## WORK REQUIRED
Output the material word for word. Leave each picture out.

## THE DATA
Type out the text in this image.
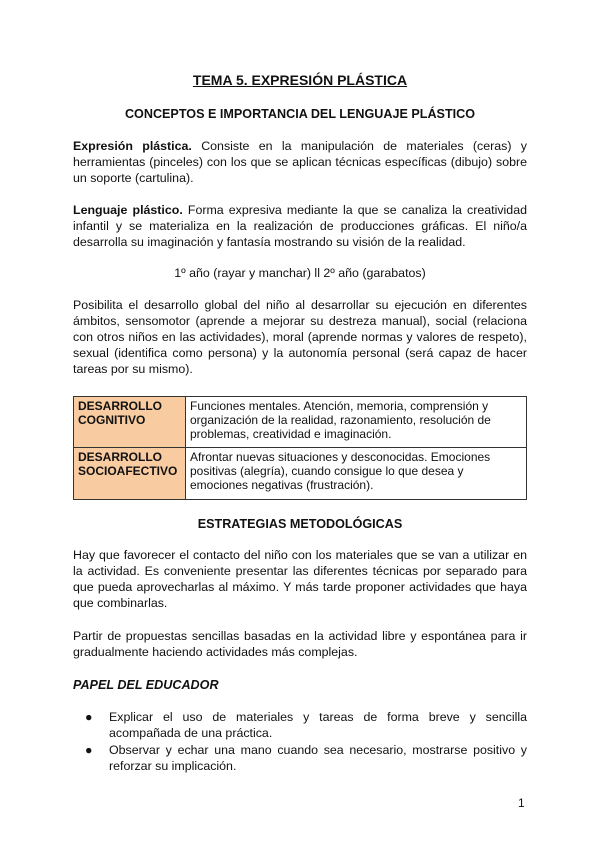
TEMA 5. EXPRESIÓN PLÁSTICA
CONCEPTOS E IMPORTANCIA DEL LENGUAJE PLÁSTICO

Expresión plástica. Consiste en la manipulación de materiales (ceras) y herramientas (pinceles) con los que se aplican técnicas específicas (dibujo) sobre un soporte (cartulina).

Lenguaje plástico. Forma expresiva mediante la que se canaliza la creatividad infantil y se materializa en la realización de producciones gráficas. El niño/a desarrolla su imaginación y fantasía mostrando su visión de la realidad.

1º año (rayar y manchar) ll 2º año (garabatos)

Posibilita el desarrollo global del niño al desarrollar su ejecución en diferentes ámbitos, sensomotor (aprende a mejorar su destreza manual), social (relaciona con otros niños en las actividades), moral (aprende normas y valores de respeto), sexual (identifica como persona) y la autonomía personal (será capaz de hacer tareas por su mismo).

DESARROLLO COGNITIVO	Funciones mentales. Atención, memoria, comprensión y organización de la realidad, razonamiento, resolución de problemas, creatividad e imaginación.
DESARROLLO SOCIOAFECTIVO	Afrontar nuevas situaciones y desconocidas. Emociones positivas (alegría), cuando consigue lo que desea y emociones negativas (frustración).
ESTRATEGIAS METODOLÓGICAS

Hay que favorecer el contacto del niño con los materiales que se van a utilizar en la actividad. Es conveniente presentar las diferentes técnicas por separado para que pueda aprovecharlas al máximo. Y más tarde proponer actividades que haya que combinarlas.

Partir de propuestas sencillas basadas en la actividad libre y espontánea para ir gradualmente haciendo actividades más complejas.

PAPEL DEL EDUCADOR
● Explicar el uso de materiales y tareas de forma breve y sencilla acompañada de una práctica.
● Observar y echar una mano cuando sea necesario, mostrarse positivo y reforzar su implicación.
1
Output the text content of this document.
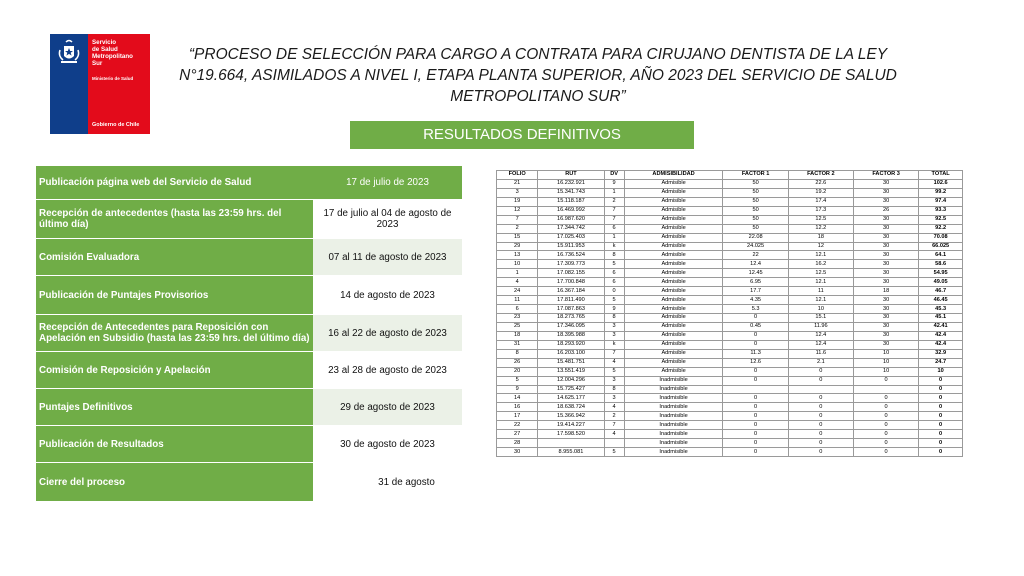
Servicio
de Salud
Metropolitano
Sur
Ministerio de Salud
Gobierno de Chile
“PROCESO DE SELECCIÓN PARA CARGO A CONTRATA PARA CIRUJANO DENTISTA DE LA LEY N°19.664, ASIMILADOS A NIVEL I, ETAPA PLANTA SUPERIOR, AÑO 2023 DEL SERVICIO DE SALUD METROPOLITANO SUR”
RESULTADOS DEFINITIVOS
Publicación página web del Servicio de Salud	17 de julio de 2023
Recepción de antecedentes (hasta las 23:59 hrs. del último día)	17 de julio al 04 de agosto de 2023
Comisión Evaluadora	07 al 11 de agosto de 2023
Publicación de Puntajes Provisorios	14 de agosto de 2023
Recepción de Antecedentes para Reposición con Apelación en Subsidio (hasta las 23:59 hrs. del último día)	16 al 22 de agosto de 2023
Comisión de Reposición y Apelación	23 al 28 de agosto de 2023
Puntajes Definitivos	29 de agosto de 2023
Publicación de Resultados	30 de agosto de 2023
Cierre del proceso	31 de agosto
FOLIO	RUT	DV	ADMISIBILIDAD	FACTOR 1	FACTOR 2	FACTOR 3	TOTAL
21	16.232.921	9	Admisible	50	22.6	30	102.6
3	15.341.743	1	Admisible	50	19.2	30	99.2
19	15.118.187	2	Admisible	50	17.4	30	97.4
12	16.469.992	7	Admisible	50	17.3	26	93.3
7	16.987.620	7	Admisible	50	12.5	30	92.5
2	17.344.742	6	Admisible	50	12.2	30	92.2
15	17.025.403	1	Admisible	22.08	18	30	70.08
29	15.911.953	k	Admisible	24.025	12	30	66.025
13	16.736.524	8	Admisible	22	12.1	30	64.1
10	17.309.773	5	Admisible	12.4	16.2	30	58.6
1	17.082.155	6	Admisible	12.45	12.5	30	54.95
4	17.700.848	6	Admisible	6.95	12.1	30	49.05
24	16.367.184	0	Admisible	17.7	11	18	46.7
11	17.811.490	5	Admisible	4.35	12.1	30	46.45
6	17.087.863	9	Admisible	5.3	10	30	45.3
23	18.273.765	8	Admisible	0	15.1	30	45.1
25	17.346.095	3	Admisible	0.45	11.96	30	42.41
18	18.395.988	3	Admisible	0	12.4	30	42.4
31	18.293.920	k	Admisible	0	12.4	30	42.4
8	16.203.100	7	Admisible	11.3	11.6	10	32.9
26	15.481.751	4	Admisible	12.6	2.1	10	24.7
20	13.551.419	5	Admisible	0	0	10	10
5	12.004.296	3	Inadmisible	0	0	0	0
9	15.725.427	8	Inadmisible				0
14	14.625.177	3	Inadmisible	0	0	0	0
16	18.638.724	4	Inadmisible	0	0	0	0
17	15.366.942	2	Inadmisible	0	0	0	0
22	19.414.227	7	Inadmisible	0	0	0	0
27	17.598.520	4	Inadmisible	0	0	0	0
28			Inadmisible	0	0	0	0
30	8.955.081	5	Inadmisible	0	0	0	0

## SOLUTION FOR THIS EXERCISE
Type out the text in this image.
TEMA 5. EXPRESIÓN PLÁSTICA
CONCEPTOS E IMPORTANCIA DEL LENGUAJE PLÁSTICO

Expresión plástica. Consiste en la manipulación de materiales (ceras) y herramientas (pinceles) con los que se aplican técnicas específicas (dibujo) sobre un soporte (cartulina).

Lenguaje plástico. Forma expresiva mediante la que se canaliza la creatividad infantil y se materializa en la realización de producciones gráficas. El niño/a desarrolla su imaginación y fantasía mostrando su visión de la realidad.

1º año (rayar y manchar) ll 2º año (garabatos)

Posibilita el desarrollo global del niño al desarrollar su ejecución en diferentes ámbitos, sensomotor (aprende a mejorar su destreza manual), social (relaciona con otros niños en las actividades), moral (aprende normas y valores de respeto), sexual (identifica como persona) y la autonomía personal (será capaz de hacer tareas por su mismo).

DESARROLLO COGNITIVO	Funciones mentales. Atención, memoria, comprensión y organización de la realidad, razonamiento, resolución de problemas, creatividad e imaginación.
DESARROLLO SOCIOAFECTIVO	Afrontar nuevas situaciones y desconocidas. Emociones positivas (alegría), cuando consigue lo que desea y emociones negativas (frustración).
ESTRATEGIAS METODOLÓGICAS

Hay que favorecer el contacto del niño con los materiales que se van a utilizar en la actividad. Es conveniente presentar las diferentes técnicas por separado para que pueda aprovecharlas al máximo. Y más tarde proponer actividades que haya que combinarlas.

Partir de propuestas sencillas basadas en la actividad libre y espontánea para ir gradualmente haciendo actividades más complejas.

PAPEL DEL EDUCADOR
● Explicar el uso de materiales y tareas de forma breve y sencilla acompañada de una práctica.
● Observar y echar una mano cuando sea necesario, mostrarse positivo y reforzar su implicación.
1
Output the text content of this document.
Servicio
de Salud
Metropolitano
Sur
Ministerio de Salud
Gobierno de Chile
“PROCESO DE SELECCIÓN PARA CARGO A CONTRATA PARA CIRUJANO DENTISTA DE LA LEY N°19.664, ASIMILADOS A NIVEL I, ETAPA PLANTA SUPERIOR, AÑO 2023 DEL SERVICIO DE SALUD METROPOLITANO SUR”
RESULTADOS DEFINITIVOS
Publicación página web del Servicio de Salud	17 de julio de 2023
Recepción de antecedentes (hasta las 23:59 hrs. del último día)	17 de julio al 04 de agosto de 2023
Comisión Evaluadora	07 al 11 de agosto de 2023
Publicación de Puntajes Provisorios	14 de agosto de 2023
Recepción de Antecedentes para Reposición con Apelación en Subsidio (hasta las 23:59 hrs. del último día)	16 al 22 de agosto de 2023
Comisión de Reposición y Apelación	23 al 28 de agosto de 2023
Puntajes Definitivos	29 de agosto de 2023
Publicación de Resultados	30 de agosto de 2023
Cierre del proceso	31 de agosto
FOLIO	RUT	DV	ADMISIBILIDAD	FACTOR 1	FACTOR 2	FACTOR 3	TOTAL
21	16.232.921	9	Admisible	50	22.6	30	102.6
3	15.341.743	1	Admisible	50	19.2	30	99.2
19	15.118.187	2	Admisible	50	17.4	30	97.4
12	16.469.992	7	Admisible	50	17.3	26	93.3
7	16.987.620	7	Admisible	50	12.5	30	92.5
2	17.344.742	6	Admisible	50	12.2	30	92.2
15	17.025.403	1	Admisible	22.08	18	30	70.08
29	15.911.953	k	Admisible	24.025	12	30	66.025
13	16.736.524	8	Admisible	22	12.1	30	64.1
10	17.309.773	5	Admisible	12.4	16.2	30	58.6
1	17.082.155	6	Admisible	12.45	12.5	30	54.95
4	17.700.848	6	Admisible	6.95	12.1	30	49.05
24	16.367.184	0	Admisible	17.7	11	18	46.7
11	17.811.490	5	Admisible	4.35	12.1	30	46.45
6	17.087.863	9	Admisible	5.3	10	30	45.3
23	18.273.765	8	Admisible	0	15.1	30	45.1
25	17.346.095	3	Admisible	0.45	11.96	30	42.41
18	18.395.988	3	Admisible	0	12.4	30	42.4
31	18.293.920	k	Admisible	0	12.4	30	42.4
8	16.203.100	7	Admisible	11.3	11.6	10	32.9
26	15.481.751	4	Admisible	12.6	2.1	10	24.7
20	13.551.419	5	Admisible	0	0	10	10
5	12.004.296	3	Inadmisible	0	0	0	0
9	15.725.427	8	Inadmisible				0
14	14.625.177	3	Inadmisible	0	0	0	0
16	18.638.724	4	Inadmisible	0	0	0	0
17	15.366.942	2	Inadmisible	0	0	0	0
22	19.414.227	7	Inadmisible	0	0	0	0
27	17.598.520	4	Inadmisible	0	0	0	0
28			Inadmisible	0	0	0	0
30	8.955.081	5	Inadmisible	0	0	0	0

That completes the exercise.